Copy the entries below exactly. Images do not belong in the copy.

===== MATERIAL FOR THIS TASK =====

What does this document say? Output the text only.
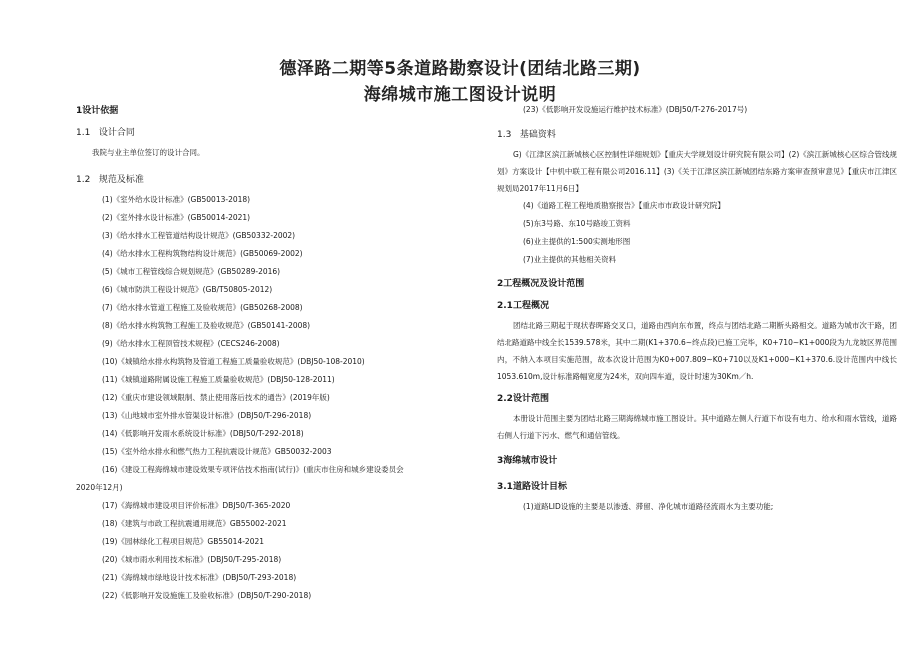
德泽路二期等5条道路勘察设计(团结北路三期)
海绵城市施工图设计说明
1设计依据
1.1 设计合同
我院与业主单位签订的设计合同。
1.2 规范及标准
(1)《室外给水设计标准》(GB50013-2018)
(2)《室外排水设计标准》(GB50014-2021)
(3)《给水排水工程管道结构设计规范》(GB50332-2002)
(4)《给水排水工程构筑物结构设计规范》(GB50069-2002)
(5)《城市工程管线综合规划规范》(GB50289-2016)
(6)《城市防洪工程设计规范》(GB/T50805-2012)
(7)《给水排水管道工程施工及验收规范》(GB50268-2008)
(8)《给水排水构筑物工程施工及验收规范》(GB50141-2008)
(9)《给水排水工程顶管技术规程》(CECS246-2008)
(10)《城镇给水排水构筑物及管道工程施工质量验收规范》(DBJ50-108-2010)
(11)《城镇道路附属设施工程施工质量验收规范》(DBJ50-128-2011)
(12)《重庆市建设领域限制、禁止使用落后技术的通告》(2019年版)
(13)《山地城市室外排水管渠设计标准》(DBJ50/T-296-2018)
(14)《低影响开发雨水系统设计标准》(DBJ50/T-292-2018)
(15)《室外给水排水和燃气热力工程抗震设计规范》GB50032-2003
(16)《建设工程海绵城市建设效果专项评估技术指南(试行)》(重庆市住房和城乡建设委员会
2020年12月)
(17)《海绵城市建设项目评价标准》DBJ50/T-365-2020
(18)《建筑与市政工程抗震通用规范》GB55002-2021
(19)《园林绿化工程项目规范》GB55014-2021
(20)《城市雨水利用技术标准》(DBJ50/T-295-2018)
(21)《海绵城市绿地设计技术标准》(DBJ50/T-293-2018)
(22)《低影响开发设施施工及验收标准》(DBJ50/T-290-2018)
(23)《低影响开发设施运行维护技术标准》(DBJ50/T-276-2017号)
1.3 基础资料
G)《江津区滨江新城核心区控制性详细规划》【重庆大学规划设计研究院有限公司】(2)《滨江新城核心区综合管线规划》方案设计【中机中联工程有限公司2016.11】(3)《关于江津区滨江新城团结东路方案审查预审意见》【重庆市江津区规划局2017年11月6日】
(4)《道路工程工程地质勘察报告》【重庆市市政设计研究院】
(5)东3号路、东10号路竣工资料
(6)业主提供的1:500实测地形图
(7)业主提供的其他相关资料
2工程概况及设计范围
2.1工程概况
团结北路三期起于现状春晖路交叉口，道路由西向东布置，终点与团结北路二期断头路相交。道路为城市次干路，团结北路道路中线全长1539.578米，其中二期(K1+370.6~终点段)已施工完毕，K0+710~K1+000段为九龙坡区界范围内，不纳入本项目实施范围，故本次设计范围为K0+007.809~K0+710以及K1+000~K1+370.6.设计范围内中线长1053.610m,设计标准路幅宽度为24米，双向四车道，设计时速为30Km／h.
2.2设计范围
本册设计范围主要为团结北路三期海绵城市施工图设计。其中道路左侧人行道下布设有电力、给水和雨水管线，道路右侧人行道下污水、燃气和通信管线。
3海绵城市设计
3.1道路设计目标
(1)道路LID设施的主要是以渗透、滞留、净化城市道路径流雨水为主要功能;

=====

SOLUTION TO THE PROBLEM ::
What does this document say? Output the text only.
德泽路二期等5条道路勘察设计(团结北路三期)
海绵城市施工图设计说明
1设计依据
1.1 设计合同
我院与业主单位签订的设计合同。
1.2 规范及标准
(1)《室外给水设计标准》(GB50013-2018)
(2)《室外排水设计标准》(GB50014-2021)
(3)《给水排水工程管道结构设计规范》(GB50332-2002)
(4)《给水排水工程构筑物结构设计规范》(GB50069-2002)
(5)《城市工程管线综合规划规范》(GB50289-2016)
(6)《城市防洪工程设计规范》(GB/T50805-2012)
(7)《给水排水管道工程施工及验收规范》(GB50268-2008)
(8)《给水排水构筑物工程施工及验收规范》(GB50141-2008)
(9)《给水排水工程顶管技术规程》(CECS246-2008)
(10)《城镇给水排水构筑物及管道工程施工质量验收规范》(DBJ50-108-2010)
(11)《城镇道路附属设施工程施工质量验收规范》(DBJ50-128-2011)
(12)《重庆市建设领域限制、禁止使用落后技术的通告》(2019年版)
(13)《山地城市室外排水管渠设计标准》(DBJ50/T-296-2018)
(14)《低影响开发雨水系统设计标准》(DBJ50/T-292-2018)
(15)《室外给水排水和燃气热力工程抗震设计规范》GB50032-2003
(16)《建设工程海绵城市建设效果专项评估技术指南(试行)》(重庆市住房和城乡建设委员会
2020年12月)
(17)《海绵城市建设项目评价标准》DBJ50/T-365-2020
(18)《建筑与市政工程抗震通用规范》GB55002-2021
(19)《园林绿化工程项目规范》GB55014-2021
(20)《城市雨水利用技术标准》(DBJ50/T-295-2018)
(21)《海绵城市绿地设计技术标准》(DBJ50/T-293-2018)
(22)《低影响开发设施施工及验收标准》(DBJ50/T-290-2018)
(23)《低影响开发设施运行维护技术标准》(DBJ50/T-276-2017号)
1.3 基础资料
G)《江津区滨江新城核心区控制性详细规划》【重庆大学规划设计研究院有限公司】(2)《滨江新城核心区综合管线规划》方案设计【中机中联工程有限公司2016.11】(3)《关于江津区滨江新城团结东路方案审查预审意见》【重庆市江津区规划局2017年11月6日】
(4)《道路工程工程地质勘察报告》【重庆市市政设计研究院】
(5)东3号路、东10号路竣工资料
(6)业主提供的1:500实测地形图
(7)业主提供的其他相关资料
2工程概况及设计范围
2.1工程概况
团结北路三期起于现状春晖路交叉口，道路由西向东布置，终点与团结北路二期断头路相交。道路为城市次干路，团结北路道路中线全长1539.578米，其中二期(K1+370.6~终点段)已施工完毕，K0+710~K1+000段为九龙坡区界范围内，不纳入本项目实施范围，故本次设计范围为K0+007.809~K0+710以及K1+000~K1+370.6.设计范围内中线长1053.610m,设计标准路幅宽度为24米，双向四车道，设计时速为30Km／h.
2.2设计范围
本册设计范围主要为团结北路三期海绵城市施工图设计。其中道路左侧人行道下布设有电力、给水和雨水管线，道路右侧人行道下污水、燃气和通信管线。
3海绵城市设计
3.1道路设计目标
(1)道路LID设施的主要是以渗透、滞留、净化城市道路径流雨水为主要功能;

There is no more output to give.